- **Aim of the task**
Identify, in the records below, every line where the string "First" appears, and copy each such line.

- **Records for this exercise**
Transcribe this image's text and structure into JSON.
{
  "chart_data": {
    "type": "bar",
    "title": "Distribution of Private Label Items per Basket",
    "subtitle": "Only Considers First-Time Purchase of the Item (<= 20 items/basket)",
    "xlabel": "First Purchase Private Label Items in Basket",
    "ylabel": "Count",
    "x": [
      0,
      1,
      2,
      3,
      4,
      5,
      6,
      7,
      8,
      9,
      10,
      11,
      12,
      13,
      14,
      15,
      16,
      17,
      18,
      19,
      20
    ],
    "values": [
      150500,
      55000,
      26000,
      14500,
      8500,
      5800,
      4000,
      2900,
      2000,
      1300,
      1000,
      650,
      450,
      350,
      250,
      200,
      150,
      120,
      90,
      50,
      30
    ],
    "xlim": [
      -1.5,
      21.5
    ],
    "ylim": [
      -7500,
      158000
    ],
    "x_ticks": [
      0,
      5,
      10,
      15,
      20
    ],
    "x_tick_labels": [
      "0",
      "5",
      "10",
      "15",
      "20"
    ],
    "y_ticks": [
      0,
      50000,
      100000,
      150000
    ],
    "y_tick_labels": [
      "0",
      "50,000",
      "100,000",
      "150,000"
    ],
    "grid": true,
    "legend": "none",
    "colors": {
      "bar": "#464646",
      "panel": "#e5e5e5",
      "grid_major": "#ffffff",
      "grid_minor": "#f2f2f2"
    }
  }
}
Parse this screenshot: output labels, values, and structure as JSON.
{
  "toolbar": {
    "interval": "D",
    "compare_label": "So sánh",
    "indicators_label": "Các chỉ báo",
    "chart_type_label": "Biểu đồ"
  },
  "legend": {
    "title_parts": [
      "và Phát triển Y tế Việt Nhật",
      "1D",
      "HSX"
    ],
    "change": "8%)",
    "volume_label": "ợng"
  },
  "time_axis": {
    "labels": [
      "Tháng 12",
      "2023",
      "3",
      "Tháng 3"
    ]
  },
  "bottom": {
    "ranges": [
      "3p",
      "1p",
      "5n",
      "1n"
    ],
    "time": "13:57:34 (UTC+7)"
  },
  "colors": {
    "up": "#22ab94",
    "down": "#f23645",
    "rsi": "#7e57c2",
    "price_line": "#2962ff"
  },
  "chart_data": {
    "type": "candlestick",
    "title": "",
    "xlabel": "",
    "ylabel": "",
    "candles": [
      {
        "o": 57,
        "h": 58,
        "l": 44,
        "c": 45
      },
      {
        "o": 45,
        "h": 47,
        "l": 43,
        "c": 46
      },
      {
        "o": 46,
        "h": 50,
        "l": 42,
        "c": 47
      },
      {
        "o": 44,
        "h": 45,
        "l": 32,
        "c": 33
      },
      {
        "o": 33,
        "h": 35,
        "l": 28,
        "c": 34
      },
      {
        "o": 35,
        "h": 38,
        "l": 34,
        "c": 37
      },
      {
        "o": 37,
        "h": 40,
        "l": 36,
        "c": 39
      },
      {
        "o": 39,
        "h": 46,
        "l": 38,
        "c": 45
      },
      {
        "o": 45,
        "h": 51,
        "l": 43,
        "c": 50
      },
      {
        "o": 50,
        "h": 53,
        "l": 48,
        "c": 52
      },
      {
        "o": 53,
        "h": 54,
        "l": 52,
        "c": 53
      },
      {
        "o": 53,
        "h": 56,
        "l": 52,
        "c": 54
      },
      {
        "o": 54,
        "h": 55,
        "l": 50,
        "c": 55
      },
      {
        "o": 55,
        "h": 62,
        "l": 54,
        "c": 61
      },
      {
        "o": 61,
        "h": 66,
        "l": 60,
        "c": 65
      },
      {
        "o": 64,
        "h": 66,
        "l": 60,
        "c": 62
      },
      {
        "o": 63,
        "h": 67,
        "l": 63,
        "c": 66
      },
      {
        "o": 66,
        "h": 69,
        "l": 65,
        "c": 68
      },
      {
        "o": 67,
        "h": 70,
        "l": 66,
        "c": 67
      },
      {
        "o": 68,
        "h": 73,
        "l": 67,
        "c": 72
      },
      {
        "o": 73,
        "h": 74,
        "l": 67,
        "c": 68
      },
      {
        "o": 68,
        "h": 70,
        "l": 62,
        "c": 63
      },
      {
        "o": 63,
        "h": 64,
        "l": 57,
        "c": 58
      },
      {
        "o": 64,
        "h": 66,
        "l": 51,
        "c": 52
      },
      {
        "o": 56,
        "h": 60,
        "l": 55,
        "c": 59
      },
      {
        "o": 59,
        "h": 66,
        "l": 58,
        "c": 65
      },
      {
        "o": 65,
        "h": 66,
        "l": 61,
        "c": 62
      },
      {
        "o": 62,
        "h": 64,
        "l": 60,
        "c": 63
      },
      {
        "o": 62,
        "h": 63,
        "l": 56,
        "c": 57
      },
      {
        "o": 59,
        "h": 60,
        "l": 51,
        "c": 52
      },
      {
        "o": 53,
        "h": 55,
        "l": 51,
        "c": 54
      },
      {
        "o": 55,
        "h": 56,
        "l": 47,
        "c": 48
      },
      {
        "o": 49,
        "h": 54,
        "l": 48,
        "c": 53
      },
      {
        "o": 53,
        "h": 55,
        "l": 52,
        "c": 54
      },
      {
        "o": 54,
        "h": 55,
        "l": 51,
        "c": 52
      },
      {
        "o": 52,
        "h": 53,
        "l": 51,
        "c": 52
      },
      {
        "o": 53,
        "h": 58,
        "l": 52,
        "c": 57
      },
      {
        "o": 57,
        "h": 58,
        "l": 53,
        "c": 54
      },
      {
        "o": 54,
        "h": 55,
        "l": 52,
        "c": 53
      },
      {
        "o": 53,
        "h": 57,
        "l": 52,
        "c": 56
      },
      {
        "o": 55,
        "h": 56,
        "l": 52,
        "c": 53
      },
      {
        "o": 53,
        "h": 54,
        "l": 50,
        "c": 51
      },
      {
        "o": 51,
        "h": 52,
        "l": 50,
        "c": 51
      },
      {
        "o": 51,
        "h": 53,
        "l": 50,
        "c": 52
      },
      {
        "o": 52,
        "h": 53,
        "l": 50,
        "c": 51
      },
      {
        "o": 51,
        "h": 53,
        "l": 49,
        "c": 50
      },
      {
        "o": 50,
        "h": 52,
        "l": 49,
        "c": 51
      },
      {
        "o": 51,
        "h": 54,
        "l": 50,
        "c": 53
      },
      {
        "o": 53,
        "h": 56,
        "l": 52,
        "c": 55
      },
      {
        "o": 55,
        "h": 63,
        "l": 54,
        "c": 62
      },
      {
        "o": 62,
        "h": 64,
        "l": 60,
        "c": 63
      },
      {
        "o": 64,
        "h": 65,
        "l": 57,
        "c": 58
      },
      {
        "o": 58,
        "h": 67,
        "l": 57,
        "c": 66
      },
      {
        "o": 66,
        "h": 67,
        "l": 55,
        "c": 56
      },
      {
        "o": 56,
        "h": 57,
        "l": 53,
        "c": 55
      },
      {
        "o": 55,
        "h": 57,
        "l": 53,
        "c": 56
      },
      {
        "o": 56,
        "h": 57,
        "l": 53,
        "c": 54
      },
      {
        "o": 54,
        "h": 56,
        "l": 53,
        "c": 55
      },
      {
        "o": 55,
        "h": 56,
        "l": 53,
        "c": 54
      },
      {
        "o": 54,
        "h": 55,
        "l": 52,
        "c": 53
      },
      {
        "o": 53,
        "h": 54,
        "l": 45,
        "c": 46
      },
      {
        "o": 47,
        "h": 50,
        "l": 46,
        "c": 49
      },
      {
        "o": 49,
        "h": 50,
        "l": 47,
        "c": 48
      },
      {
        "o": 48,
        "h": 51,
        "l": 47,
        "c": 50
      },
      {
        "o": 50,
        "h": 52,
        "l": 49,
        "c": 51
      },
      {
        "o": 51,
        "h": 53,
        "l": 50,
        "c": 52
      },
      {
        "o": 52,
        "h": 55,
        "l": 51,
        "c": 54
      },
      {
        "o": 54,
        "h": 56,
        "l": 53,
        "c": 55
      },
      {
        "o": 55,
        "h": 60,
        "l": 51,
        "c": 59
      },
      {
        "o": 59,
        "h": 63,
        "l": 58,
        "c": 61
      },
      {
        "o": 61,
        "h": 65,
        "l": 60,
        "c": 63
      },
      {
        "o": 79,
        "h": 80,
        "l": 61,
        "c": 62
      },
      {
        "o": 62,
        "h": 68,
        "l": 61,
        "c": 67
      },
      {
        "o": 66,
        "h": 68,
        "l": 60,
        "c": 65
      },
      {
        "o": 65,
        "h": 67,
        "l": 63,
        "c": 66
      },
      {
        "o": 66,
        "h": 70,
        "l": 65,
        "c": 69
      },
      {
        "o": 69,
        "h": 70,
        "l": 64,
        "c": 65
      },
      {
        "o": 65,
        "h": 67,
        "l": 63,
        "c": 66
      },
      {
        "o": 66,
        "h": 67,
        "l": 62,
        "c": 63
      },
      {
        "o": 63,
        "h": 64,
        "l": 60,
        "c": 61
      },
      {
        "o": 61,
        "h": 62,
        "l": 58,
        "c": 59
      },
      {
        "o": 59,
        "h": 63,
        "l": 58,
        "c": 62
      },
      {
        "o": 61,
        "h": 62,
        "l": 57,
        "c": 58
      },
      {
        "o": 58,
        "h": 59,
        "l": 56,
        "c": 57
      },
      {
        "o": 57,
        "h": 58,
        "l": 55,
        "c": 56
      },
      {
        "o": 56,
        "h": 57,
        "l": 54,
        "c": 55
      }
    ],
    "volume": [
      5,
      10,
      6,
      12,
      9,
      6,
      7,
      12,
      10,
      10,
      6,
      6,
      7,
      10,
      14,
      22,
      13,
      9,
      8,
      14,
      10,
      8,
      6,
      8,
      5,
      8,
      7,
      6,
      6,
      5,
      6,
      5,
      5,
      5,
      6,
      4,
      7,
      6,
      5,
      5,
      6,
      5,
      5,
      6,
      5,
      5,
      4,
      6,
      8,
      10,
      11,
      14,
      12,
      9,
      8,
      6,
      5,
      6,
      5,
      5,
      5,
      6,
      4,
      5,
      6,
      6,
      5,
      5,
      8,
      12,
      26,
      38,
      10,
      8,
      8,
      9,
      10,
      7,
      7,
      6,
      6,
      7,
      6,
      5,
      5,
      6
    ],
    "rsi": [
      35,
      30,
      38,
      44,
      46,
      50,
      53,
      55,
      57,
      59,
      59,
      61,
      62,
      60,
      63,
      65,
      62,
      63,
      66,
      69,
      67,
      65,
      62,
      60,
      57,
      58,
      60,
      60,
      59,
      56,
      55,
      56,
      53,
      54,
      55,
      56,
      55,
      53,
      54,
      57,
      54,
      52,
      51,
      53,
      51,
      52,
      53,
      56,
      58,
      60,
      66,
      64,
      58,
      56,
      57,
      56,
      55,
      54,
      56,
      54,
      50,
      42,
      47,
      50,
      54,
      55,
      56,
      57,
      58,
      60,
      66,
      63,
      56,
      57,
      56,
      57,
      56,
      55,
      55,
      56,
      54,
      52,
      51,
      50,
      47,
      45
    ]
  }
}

- **Correct response**
    "subtitle": "Only Considers First-Time Purchase of the Item (<= 20 items/basket)",
    "xlabel": "First Purchase Private Label Items in Basket",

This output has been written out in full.